§ SHORT PROBLEM
Copy every line from the material below that holds "inspiring".

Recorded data
────────

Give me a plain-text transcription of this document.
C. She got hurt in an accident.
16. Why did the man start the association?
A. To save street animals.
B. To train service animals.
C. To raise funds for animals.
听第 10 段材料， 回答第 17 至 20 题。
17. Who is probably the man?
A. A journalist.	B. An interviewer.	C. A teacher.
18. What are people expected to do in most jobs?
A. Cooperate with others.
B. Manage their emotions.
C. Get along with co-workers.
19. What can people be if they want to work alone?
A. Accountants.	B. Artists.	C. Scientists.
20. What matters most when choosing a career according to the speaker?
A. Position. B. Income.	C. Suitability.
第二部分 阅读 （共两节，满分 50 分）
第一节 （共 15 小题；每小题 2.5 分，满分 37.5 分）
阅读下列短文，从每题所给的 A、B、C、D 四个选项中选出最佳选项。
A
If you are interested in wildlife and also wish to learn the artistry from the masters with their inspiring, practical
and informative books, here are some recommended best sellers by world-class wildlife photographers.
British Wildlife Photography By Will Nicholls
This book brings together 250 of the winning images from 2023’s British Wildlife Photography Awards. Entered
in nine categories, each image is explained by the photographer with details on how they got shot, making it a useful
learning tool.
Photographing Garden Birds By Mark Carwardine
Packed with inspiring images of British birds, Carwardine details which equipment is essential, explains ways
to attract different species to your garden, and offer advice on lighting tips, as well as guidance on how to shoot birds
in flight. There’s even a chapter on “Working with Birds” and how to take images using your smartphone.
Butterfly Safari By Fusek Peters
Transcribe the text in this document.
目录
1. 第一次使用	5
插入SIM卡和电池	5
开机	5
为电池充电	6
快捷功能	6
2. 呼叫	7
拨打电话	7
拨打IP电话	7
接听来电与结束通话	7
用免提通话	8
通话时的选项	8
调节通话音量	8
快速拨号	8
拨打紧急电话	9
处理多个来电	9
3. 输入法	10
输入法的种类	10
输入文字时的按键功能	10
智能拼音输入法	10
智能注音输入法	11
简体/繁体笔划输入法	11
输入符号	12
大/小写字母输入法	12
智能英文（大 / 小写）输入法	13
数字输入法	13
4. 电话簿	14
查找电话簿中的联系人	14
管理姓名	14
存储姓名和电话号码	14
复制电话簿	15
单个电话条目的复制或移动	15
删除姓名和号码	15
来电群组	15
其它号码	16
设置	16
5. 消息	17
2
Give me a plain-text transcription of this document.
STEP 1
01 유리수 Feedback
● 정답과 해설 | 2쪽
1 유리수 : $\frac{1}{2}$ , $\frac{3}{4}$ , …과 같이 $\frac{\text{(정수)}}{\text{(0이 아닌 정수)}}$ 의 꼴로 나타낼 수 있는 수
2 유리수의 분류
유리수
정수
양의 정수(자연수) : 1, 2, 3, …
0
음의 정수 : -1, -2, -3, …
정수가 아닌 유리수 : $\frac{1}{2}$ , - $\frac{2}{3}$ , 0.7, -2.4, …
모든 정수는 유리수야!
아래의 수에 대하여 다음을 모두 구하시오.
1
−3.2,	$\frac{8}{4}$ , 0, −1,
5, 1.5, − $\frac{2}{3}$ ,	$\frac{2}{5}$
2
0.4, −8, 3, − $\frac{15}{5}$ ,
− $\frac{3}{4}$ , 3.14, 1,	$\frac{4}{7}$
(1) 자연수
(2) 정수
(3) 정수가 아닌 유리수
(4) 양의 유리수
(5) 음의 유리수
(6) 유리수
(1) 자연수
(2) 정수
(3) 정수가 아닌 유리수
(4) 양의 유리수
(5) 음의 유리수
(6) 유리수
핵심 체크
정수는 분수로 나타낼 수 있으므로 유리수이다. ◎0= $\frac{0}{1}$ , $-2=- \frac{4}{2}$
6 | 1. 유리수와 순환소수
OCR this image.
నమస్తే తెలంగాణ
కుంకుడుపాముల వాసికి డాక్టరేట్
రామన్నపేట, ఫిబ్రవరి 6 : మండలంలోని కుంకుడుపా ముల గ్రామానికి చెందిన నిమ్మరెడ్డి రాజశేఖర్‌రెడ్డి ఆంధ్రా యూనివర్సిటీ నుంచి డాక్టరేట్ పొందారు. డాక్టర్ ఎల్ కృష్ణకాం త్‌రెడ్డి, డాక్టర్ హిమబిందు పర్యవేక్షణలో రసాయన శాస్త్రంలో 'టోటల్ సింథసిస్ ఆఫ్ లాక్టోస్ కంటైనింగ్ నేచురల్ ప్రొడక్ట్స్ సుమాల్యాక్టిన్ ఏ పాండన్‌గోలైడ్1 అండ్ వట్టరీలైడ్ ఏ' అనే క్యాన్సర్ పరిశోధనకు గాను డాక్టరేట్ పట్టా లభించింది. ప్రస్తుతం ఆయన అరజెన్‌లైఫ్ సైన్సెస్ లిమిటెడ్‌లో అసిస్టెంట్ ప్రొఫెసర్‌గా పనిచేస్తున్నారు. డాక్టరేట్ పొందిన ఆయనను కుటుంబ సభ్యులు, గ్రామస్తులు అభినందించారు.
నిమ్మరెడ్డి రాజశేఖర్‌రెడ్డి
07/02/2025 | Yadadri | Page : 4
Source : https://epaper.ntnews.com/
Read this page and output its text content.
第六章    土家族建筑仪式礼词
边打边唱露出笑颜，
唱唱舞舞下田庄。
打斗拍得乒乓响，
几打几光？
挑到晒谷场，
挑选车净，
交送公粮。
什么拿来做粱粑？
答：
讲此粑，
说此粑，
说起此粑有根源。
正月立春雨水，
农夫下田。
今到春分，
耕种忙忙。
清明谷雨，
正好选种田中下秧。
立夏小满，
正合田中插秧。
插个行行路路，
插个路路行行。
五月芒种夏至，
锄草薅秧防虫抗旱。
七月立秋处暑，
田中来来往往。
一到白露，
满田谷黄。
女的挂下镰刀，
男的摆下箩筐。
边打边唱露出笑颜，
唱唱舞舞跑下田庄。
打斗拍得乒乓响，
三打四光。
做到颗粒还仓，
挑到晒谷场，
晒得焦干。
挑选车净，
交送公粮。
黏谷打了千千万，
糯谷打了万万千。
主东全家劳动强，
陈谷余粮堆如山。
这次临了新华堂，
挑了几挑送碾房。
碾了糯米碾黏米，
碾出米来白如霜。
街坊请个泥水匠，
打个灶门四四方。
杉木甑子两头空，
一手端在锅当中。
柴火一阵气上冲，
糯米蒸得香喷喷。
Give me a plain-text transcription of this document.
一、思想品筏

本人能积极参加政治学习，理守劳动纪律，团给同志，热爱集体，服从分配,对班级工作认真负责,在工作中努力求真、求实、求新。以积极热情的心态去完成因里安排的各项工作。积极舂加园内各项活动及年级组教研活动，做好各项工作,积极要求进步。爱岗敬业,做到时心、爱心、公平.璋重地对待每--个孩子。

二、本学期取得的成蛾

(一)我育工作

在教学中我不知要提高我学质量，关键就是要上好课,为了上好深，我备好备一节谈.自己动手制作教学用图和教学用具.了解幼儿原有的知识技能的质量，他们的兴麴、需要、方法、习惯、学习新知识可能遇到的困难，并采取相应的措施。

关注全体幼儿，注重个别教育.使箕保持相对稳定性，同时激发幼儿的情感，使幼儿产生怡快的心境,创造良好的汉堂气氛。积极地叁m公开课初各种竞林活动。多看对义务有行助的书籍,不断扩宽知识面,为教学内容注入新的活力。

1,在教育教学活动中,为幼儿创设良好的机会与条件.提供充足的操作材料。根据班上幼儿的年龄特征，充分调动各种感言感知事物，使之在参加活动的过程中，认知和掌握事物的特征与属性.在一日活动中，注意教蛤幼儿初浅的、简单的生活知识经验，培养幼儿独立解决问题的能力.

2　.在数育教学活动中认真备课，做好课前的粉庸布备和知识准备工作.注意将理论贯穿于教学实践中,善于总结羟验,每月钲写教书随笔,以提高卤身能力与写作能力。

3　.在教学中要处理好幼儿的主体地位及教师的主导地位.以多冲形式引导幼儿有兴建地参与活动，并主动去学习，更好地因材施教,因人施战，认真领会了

────────

§ FINISHED ANSWER
If you are interested in wildlife and also wish to learn the artistry from the masters with their inspiring, practical
Packed with inspiring images of British birds, Carwardine details which equipment is essential, explains ways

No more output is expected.